The problem: Can you write out all of the material below, word for word?

--- START OF Dataset entries ---

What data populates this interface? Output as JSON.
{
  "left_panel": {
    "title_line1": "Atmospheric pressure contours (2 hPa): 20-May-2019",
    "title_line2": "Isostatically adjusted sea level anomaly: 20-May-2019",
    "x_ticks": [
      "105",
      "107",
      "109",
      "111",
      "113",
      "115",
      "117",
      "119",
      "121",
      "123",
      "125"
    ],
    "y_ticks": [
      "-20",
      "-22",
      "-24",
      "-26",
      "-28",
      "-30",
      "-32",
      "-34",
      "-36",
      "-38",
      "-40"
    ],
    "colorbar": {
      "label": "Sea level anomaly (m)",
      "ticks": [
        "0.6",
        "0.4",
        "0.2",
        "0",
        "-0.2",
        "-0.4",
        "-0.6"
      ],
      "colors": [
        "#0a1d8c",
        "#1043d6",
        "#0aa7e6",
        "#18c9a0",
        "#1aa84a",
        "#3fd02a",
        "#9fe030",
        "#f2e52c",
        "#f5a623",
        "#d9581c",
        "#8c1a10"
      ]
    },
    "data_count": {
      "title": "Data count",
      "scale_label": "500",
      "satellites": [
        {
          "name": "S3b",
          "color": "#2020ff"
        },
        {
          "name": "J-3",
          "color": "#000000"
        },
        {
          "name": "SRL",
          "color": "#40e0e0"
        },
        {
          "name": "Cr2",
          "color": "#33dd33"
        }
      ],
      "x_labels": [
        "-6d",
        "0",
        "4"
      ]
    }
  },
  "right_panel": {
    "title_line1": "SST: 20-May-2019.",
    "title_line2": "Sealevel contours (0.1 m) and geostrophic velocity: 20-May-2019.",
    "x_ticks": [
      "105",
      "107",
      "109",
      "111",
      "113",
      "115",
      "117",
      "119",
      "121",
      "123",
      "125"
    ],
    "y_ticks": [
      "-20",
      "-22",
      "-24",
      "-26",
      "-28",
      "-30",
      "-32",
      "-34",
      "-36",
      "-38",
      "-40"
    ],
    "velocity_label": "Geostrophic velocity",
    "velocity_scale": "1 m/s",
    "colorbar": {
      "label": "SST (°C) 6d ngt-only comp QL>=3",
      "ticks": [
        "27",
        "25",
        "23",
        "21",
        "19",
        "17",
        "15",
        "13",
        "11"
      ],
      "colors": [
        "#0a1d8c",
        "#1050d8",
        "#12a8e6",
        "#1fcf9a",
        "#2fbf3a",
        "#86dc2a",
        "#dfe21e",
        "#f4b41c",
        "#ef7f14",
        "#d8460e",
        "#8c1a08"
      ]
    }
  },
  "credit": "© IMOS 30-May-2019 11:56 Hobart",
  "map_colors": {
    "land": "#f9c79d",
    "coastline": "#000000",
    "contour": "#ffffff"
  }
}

--- END OF Dataset entries ---

Full answer:
What data populates this interface? Output as JSON.
{
  "left_panel": {
    "title_line1": "Atmospheric pressure contours (2 hPa): 20-May-2019",
    "title_line2": "Isostatically adjusted sea level anomaly: 20-May-2019",
    "x_ticks": [
      "105",
      "107",
      "109",
      "111",
      "113",
      "115",
      "117",
      "119",
      "121",
      "123",
      "125"
    ],
    "y_ticks": [
      "-20",
      "-22",
      "-24",
      "-26",
      "-28",
      "-30",
      "-32",
      "-34",
      "-36",
      "-38",
      "-40"
    ],
    "colorbar": {
      "label": "Sea level anomaly (m)",
      "ticks": [
        "0.6",
        "0.4",
        "0.2",
        "0",
        "-0.2",
        "-0.4",
        "-0.6"
      ],
      "colors": [
        "#0a1d8c",
        "#1043d6",
        "#0aa7e6",
        "#18c9a0",
        "#1aa84a",
        "#3fd02a",
        "#9fe030",
        "#f2e52c",
        "#f5a623",
        "#d9581c",
        "#8c1a10"
      ]
    },
    "data_count": {
      "title": "Data count",
      "scale_label": "500",
      "satellites": [
        {
          "name": "S3b",
          "color": "#2020ff"
        },
        {
          "name": "J-3",
          "color": "#000000"
        },
        {
          "name": "SRL",
          "color": "#40e0e0"
        },
        {
          "name": "Cr2",
          "color": "#33dd33"
        }
      ],
      "x_labels": [
        "-6d",
        "0",
        "4"
      ]
    }
  },
  "right_panel": {
    "title_line1": "SST: 20-May-2019.",
    "title_line2": "Sealevel contours (0.1 m) and geostrophic velocity: 20-May-2019.",
    "x_ticks": [
      "105",
      "107",
      "109",
      "111",
      "113",
      "115",
      "117",
      "119",
      "121",
      "123",
      "125"
    ],
    "y_ticks": [
      "-20",
      "-22",
      "-24",
      "-26",
      "-28",
      "-30",
      "-32",
      "-34",
      "-36",
      "-38",
      "-40"
    ],
    "velocity_label": "Geostrophic velocity",
    "velocity_scale": "1 m/s",
    "colorbar": {
      "label": "SST (°C) 6d ngt-only comp QL>=3",
      "ticks": [
        "27",
        "25",
        "23",
        "21",
        "19",
        "17",
        "15",
        "13",
        "11"
      ],
      "colors": [
        "#0a1d8c",
        "#1050d8",
        "#12a8e6",
        "#1fcf9a",
        "#2fbf3a",
        "#86dc2a",
        "#dfe21e",
        "#f4b41c",
        "#ef7f14",
        "#d8460e",
        "#8c1a08"
      ]
    }
  },
  "credit": "© IMOS 30-May-2019 11:56 Hobart",
  "map_colors": {
    "land": "#f9c79d",
    "coastline": "#000000",
    "contour": "#ffffff"
  }
}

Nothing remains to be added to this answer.